RECORD SET |
□ □ □ □ □
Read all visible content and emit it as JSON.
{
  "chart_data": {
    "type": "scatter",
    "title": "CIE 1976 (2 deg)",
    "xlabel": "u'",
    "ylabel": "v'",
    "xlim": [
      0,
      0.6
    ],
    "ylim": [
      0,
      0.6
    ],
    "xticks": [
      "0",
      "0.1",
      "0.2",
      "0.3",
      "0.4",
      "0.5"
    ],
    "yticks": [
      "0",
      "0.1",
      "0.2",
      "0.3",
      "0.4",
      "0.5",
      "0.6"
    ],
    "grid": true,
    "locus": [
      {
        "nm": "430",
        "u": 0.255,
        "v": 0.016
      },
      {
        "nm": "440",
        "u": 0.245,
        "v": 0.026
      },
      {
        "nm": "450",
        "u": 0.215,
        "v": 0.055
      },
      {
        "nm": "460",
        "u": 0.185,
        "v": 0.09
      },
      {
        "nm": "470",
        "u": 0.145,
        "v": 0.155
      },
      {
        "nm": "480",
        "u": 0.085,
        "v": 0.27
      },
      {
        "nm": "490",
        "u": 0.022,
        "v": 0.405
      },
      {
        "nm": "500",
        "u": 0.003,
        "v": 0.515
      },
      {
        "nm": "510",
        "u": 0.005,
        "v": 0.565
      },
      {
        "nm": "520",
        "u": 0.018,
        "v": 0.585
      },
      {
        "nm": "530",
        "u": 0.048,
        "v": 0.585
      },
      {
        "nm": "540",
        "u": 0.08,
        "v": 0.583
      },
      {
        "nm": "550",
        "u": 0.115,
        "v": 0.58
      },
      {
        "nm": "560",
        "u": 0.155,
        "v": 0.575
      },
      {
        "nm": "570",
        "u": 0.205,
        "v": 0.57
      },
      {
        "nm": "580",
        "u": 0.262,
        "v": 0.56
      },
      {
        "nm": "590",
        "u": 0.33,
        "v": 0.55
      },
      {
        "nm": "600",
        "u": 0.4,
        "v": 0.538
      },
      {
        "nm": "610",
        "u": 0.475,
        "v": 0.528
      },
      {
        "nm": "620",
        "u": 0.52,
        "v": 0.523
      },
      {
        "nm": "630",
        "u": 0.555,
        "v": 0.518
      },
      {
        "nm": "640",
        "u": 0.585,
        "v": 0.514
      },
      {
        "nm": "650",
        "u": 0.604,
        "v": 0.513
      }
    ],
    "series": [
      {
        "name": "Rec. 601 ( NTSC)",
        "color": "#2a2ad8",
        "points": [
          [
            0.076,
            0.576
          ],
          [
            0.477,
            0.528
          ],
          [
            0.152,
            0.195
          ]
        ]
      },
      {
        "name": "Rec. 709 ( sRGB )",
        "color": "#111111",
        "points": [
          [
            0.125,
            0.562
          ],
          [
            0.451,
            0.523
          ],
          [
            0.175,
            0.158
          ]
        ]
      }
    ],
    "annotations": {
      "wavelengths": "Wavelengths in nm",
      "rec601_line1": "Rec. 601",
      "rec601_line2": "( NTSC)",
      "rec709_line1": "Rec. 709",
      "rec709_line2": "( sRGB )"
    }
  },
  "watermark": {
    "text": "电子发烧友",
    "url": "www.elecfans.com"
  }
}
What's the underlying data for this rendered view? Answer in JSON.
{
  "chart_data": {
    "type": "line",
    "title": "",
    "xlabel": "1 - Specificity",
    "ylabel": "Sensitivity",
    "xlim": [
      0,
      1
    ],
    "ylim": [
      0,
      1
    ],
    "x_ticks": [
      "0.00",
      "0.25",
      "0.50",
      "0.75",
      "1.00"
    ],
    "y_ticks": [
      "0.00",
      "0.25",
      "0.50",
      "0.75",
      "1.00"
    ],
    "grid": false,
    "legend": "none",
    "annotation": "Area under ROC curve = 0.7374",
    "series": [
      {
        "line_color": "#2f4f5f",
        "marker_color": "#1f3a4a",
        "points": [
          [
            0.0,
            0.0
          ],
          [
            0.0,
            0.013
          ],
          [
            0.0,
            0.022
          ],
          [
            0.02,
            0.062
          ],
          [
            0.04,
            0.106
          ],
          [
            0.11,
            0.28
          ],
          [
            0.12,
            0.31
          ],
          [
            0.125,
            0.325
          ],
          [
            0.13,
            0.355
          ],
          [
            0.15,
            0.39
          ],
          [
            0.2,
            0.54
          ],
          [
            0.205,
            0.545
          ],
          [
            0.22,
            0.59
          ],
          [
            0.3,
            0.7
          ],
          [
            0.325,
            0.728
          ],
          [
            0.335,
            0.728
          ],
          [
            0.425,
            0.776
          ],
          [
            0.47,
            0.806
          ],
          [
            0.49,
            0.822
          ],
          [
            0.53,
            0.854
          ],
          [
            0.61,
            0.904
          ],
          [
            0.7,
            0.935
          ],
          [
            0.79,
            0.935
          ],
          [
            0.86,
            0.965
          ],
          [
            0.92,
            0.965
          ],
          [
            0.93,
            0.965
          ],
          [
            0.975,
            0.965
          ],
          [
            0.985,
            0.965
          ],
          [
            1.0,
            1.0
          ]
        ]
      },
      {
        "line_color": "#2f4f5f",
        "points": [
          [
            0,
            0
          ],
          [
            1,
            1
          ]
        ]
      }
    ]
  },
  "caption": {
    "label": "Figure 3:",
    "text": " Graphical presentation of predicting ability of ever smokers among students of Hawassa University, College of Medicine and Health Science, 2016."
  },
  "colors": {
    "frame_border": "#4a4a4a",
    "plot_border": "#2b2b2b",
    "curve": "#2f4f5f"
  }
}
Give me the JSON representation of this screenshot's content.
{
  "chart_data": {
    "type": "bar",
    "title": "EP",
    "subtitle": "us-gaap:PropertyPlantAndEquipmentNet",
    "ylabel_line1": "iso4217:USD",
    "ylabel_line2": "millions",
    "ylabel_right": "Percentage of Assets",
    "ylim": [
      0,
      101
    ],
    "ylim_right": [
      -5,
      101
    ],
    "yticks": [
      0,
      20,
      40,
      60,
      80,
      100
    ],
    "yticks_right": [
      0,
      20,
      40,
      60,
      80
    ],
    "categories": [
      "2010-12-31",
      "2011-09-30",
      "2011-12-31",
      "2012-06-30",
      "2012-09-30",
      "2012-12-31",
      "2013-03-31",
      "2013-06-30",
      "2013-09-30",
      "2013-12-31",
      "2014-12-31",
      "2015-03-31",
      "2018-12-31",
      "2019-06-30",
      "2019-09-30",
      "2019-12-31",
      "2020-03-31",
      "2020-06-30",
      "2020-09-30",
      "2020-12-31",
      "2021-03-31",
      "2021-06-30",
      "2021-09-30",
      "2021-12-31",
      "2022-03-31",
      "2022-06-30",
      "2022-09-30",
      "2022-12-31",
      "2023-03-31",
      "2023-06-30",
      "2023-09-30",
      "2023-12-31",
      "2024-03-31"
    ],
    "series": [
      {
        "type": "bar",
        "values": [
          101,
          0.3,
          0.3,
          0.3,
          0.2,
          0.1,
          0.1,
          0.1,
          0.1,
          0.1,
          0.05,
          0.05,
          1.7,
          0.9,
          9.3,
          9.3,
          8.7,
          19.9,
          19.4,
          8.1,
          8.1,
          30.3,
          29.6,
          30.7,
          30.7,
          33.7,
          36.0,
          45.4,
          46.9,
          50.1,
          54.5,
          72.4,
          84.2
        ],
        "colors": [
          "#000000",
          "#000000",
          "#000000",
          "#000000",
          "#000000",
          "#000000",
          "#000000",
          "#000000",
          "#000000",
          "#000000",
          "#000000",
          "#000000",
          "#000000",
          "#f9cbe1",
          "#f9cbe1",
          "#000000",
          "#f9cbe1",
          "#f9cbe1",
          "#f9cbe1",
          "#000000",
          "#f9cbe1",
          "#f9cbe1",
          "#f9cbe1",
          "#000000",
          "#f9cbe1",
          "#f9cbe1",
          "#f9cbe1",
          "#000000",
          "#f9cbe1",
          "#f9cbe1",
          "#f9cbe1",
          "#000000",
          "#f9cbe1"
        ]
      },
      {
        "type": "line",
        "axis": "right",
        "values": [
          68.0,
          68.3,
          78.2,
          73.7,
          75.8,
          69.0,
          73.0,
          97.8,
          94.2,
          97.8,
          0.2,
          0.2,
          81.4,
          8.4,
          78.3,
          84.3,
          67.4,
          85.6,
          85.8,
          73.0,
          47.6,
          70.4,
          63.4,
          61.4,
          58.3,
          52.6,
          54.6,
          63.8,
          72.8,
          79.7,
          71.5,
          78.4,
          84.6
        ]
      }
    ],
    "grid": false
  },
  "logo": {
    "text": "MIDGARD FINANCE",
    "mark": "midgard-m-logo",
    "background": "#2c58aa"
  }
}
□ □ □ □ □
EXERCISE DIRECTIONS | Which lines of the data include "JSON"? Copy each of them.

COMPLETE RESPONSE |
Read all visible content and emit it as JSON.
What's the underlying data for this rendered view? Answer in JSON.
Give me the JSON representation of this screenshot's content.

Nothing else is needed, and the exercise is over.